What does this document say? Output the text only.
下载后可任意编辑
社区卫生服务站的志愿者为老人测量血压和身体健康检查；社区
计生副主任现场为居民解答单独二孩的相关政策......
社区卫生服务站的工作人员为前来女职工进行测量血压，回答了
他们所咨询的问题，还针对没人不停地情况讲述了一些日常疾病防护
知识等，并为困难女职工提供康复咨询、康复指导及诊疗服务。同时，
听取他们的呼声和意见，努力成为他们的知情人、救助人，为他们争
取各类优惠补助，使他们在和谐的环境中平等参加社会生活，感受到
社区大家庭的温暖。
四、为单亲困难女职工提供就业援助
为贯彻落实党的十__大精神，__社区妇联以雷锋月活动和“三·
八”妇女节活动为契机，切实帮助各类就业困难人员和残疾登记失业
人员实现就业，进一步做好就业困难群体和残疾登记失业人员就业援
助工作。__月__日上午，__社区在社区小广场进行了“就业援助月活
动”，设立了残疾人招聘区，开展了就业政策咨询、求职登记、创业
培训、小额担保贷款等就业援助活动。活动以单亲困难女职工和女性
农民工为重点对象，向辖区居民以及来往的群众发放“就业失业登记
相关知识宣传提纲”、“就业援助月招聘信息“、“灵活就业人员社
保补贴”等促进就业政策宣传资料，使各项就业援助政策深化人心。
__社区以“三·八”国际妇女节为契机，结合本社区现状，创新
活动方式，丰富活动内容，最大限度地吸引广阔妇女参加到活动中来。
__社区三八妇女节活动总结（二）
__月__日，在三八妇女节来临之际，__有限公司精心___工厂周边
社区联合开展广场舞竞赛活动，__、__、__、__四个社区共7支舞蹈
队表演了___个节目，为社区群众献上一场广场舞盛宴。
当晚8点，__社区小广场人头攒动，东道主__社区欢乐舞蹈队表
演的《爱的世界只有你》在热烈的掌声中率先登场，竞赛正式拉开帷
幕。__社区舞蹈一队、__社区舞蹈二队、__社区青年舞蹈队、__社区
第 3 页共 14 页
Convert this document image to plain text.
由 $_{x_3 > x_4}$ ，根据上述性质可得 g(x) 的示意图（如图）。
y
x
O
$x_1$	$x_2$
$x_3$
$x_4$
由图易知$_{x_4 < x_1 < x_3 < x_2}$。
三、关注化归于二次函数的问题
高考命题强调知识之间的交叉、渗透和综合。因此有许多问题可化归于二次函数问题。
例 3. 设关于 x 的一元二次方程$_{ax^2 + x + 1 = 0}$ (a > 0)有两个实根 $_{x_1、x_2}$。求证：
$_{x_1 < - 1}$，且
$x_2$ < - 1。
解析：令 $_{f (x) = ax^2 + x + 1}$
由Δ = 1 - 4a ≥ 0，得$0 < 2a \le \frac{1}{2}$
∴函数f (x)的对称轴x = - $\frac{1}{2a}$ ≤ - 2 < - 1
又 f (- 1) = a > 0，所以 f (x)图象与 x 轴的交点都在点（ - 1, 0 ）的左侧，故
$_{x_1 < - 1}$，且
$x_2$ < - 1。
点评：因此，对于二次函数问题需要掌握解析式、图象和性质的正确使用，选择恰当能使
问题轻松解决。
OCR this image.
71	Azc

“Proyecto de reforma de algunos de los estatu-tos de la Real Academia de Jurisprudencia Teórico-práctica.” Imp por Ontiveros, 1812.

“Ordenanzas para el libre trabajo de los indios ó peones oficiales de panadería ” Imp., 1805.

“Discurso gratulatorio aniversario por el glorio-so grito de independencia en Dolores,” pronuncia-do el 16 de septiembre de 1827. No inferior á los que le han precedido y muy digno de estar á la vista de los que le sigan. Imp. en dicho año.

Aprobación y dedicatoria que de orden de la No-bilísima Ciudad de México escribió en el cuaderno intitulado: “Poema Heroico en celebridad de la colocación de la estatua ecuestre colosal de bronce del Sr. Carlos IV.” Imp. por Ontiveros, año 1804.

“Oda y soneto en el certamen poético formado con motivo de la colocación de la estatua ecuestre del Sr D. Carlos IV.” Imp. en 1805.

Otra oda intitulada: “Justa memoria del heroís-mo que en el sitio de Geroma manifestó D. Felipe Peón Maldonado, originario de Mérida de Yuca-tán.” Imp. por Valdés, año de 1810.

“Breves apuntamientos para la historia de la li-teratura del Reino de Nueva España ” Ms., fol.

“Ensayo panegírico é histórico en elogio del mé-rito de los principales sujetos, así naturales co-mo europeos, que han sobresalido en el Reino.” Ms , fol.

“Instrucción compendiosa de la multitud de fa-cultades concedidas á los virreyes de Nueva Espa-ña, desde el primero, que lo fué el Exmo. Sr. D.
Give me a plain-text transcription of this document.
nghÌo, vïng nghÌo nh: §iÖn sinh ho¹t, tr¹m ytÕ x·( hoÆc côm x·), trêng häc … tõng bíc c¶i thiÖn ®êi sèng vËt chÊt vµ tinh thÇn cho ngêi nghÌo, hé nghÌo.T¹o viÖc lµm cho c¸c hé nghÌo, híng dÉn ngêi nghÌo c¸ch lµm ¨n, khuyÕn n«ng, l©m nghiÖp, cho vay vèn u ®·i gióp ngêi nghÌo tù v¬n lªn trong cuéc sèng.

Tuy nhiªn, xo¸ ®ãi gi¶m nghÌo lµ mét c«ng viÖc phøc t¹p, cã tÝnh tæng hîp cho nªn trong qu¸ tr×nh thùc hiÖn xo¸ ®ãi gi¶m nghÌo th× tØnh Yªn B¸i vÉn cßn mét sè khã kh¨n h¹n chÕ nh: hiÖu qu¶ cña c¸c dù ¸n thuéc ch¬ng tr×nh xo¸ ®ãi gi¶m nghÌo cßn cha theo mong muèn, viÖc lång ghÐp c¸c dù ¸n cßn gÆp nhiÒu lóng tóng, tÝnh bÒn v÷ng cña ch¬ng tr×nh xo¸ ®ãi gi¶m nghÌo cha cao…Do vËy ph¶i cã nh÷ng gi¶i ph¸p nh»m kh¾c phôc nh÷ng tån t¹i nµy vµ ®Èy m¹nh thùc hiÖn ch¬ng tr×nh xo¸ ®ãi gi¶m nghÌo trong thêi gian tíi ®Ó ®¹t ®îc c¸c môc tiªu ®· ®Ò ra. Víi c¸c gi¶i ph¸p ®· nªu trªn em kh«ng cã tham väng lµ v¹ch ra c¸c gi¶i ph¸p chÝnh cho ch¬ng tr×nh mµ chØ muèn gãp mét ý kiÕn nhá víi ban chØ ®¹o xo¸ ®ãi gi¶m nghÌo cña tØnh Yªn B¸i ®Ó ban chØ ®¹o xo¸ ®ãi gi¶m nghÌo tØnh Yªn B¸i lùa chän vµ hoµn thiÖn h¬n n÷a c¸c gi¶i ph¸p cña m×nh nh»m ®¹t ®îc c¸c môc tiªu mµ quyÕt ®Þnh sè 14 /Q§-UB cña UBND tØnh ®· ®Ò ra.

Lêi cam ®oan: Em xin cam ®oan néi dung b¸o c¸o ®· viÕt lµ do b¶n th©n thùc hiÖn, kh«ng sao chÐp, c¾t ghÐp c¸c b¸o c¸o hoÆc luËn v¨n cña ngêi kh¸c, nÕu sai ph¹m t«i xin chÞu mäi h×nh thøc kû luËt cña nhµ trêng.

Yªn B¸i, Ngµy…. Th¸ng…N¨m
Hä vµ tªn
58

+===+

■ **Stated problem**: Word for word, quote all of the data above.

■ **Right answer**:
What does this document say? Output the text only.
下载后可任意编辑
社区卫生服务站的志愿者为老人测量血压和身体健康检查；社区
计生副主任现场为居民解答单独二孩的相关政策......
社区卫生服务站的工作人员为前来女职工进行测量血压，回答了
他们所咨询的问题，还针对没人不停地情况讲述了一些日常疾病防护
知识等，并为困难女职工提供康复咨询、康复指导及诊疗服务。同时，
听取他们的呼声和意见，努力成为他们的知情人、救助人，为他们争
取各类优惠补助，使他们在和谐的环境中平等参加社会生活，感受到
社区大家庭的温暖。
四、为单亲困难女职工提供就业援助
为贯彻落实党的十__大精神，__社区妇联以雷锋月活动和“三·
八”妇女节活动为契机，切实帮助各类就业困难人员和残疾登记失业
人员实现就业，进一步做好就业困难群体和残疾登记失业人员就业援
助工作。__月__日上午，__社区在社区小广场进行了“就业援助月活
动”，设立了残疾人招聘区，开展了就业政策咨询、求职登记、创业
培训、小额担保贷款等就业援助活动。活动以单亲困难女职工和女性
农民工为重点对象，向辖区居民以及来往的群众发放“就业失业登记
相关知识宣传提纲”、“就业援助月招聘信息“、“灵活就业人员社
保补贴”等促进就业政策宣传资料，使各项就业援助政策深化人心。
__社区以“三·八”国际妇女节为契机，结合本社区现状，创新
活动方式，丰富活动内容，最大限度地吸引广阔妇女参加到活动中来。
__社区三八妇女节活动总结（二）
__月__日，在三八妇女节来临之际，__有限公司精心___工厂周边
社区联合开展广场舞竞赛活动，__、__、__、__四个社区共7支舞蹈
队表演了___个节目，为社区群众献上一场广场舞盛宴。
当晚8点，__社区小广场人头攒动，东道主__社区欢乐舞蹈队表
演的《爱的世界只有你》在热烈的掌声中率先登场，竞赛正式拉开帷
幕。__社区舞蹈一队、__社区舞蹈二队、__社区青年舞蹈队、__社区
第 3 页共 14 页
Convert this document image to plain text.
由 $_{x_3 > x_4}$ ，根据上述性质可得 g(x) 的示意图（如图）。
y
x
O
$x_1$	$x_2$
$x_3$
$x_4$
由图易知$_{x_4 < x_1 < x_3 < x_2}$。
三、关注化归于二次函数的问题
高考命题强调知识之间的交叉、渗透和综合。因此有许多问题可化归于二次函数问题。
例 3. 设关于 x 的一元二次方程$_{ax^2 + x + 1 = 0}$ (a > 0)有两个实根 $_{x_1、x_2}$。求证：
$_{x_1 < - 1}$，且
$x_2$ < - 1。
解析：令 $_{f (x) = ax^2 + x + 1}$
由Δ = 1 - 4a ≥ 0，得$0 < 2a \le \frac{1}{2}$
∴函数f (x)的对称轴x = - $\frac{1}{2a}$ ≤ - 2 < - 1
又 f (- 1) = a > 0，所以 f (x)图象与 x 轴的交点都在点（ - 1, 0 ）的左侧，故
$_{x_1 < - 1}$，且
$x_2$ < - 1。
点评：因此，对于二次函数问题需要掌握解析式、图象和性质的正确使用，选择恰当能使
问题轻松解决。
OCR this image.
71	Azc

“Proyecto de reforma de algunos de los estatu-tos de la Real Academia de Jurisprudencia Teórico-práctica.” Imp por Ontiveros, 1812.

“Ordenanzas para el libre trabajo de los indios ó peones oficiales de panadería ” Imp., 1805.

“Discurso gratulatorio aniversario por el glorio-so grito de independencia en Dolores,” pronuncia-do el 16 de septiembre de 1827. No inferior á los que le han precedido y muy digno de estar á la vista de los que le sigan. Imp. en dicho año.

Aprobación y dedicatoria que de orden de la No-bilísima Ciudad de México escribió en el cuaderno intitulado: “Poema Heroico en celebridad de la colocación de la estatua ecuestre colosal de bronce del Sr. Carlos IV.” Imp. por Ontiveros, año 1804.

“Oda y soneto en el certamen poético formado con motivo de la colocación de la estatua ecuestre del Sr D. Carlos IV.” Imp. en 1805.

Otra oda intitulada: “Justa memoria del heroís-mo que en el sitio de Geroma manifestó D. Felipe Peón Maldonado, originario de Mérida de Yuca-tán.” Imp. por Valdés, año de 1810.

“Breves apuntamientos para la historia de la li-teratura del Reino de Nueva España ” Ms., fol.

“Ensayo panegírico é histórico en elogio del mé-rito de los principales sujetos, así naturales co-mo europeos, que han sobresalido en el Reino.” Ms , fol.

“Instrucción compendiosa de la multitud de fa-cultades concedidas á los virreyes de Nueva Espa-ña, desde el primero, que lo fué el Exmo. Sr. D.
Give me a plain-text transcription of this document.
nghÌo, vïng nghÌo nh: §iÖn sinh ho¹t, tr¹m ytÕ x·( hoÆc côm x·), trêng häc … tõng bíc c¶i thiÖn ®êi sèng vËt chÊt vµ tinh thÇn cho ngêi nghÌo, hé nghÌo.T¹o viÖc lµm cho c¸c hé nghÌo, híng dÉn ngêi nghÌo c¸ch lµm ¨n, khuyÕn n«ng, l©m nghiÖp, cho vay vèn u ®·i gióp ngêi nghÌo tù v¬n lªn trong cuéc sèng.

Tuy nhiªn, xo¸ ®ãi gi¶m nghÌo lµ mét c«ng viÖc phøc t¹p, cã tÝnh tæng hîp cho nªn trong qu¸ tr×nh thùc hiÖn xo¸ ®ãi gi¶m nghÌo th× tØnh Yªn B¸i vÉn cßn mét sè khã kh¨n h¹n chÕ nh: hiÖu qu¶ cña c¸c dù ¸n thuéc ch¬ng tr×nh xo¸ ®ãi gi¶m nghÌo cßn cha theo mong muèn, viÖc lång ghÐp c¸c dù ¸n cßn gÆp nhiÒu lóng tóng, tÝnh bÒn v÷ng cña ch¬ng tr×nh xo¸ ®ãi gi¶m nghÌo cha cao…Do vËy ph¶i cã nh÷ng gi¶i ph¸p nh»m kh¾c phôc nh÷ng tån t¹i nµy vµ ®Èy m¹nh thùc hiÖn ch¬ng tr×nh xo¸ ®ãi gi¶m nghÌo trong thêi gian tíi ®Ó ®¹t ®îc c¸c môc tiªu ®· ®Ò ra. Víi c¸c gi¶i ph¸p ®· nªu trªn em kh«ng cã tham väng lµ v¹ch ra c¸c gi¶i ph¸p chÝnh cho ch¬ng tr×nh mµ chØ muèn gãp mét ý kiÕn nhá víi ban chØ ®¹o xo¸ ®ãi gi¶m nghÌo cña tØnh Yªn B¸i ®Ó ban chØ ®¹o xo¸ ®ãi gi¶m nghÌo tØnh Yªn B¸i lùa chän vµ hoµn thiÖn h¬n n÷a c¸c gi¶i ph¸p cña m×nh nh»m ®¹t ®îc c¸c môc tiªu mµ quyÕt ®Þnh sè 14 /Q§-UB cña UBND tØnh ®· ®Ò ra.

Lêi cam ®oan: Em xin cam ®oan néi dung b¸o c¸o ®· viÕt lµ do b¶n th©n thùc hiÖn, kh«ng sao chÐp, c¾t ghÐp c¸c b¸o c¸o hoÆc luËn v¨n cña ngêi kh¸c, nÕu sai ph¹m t«i xin chÞu mäi h×nh thøc kû luËt cña nhµ trêng.

Yªn B¸i, Ngµy…. Th¸ng…N¨m
Hä vµ tªn
58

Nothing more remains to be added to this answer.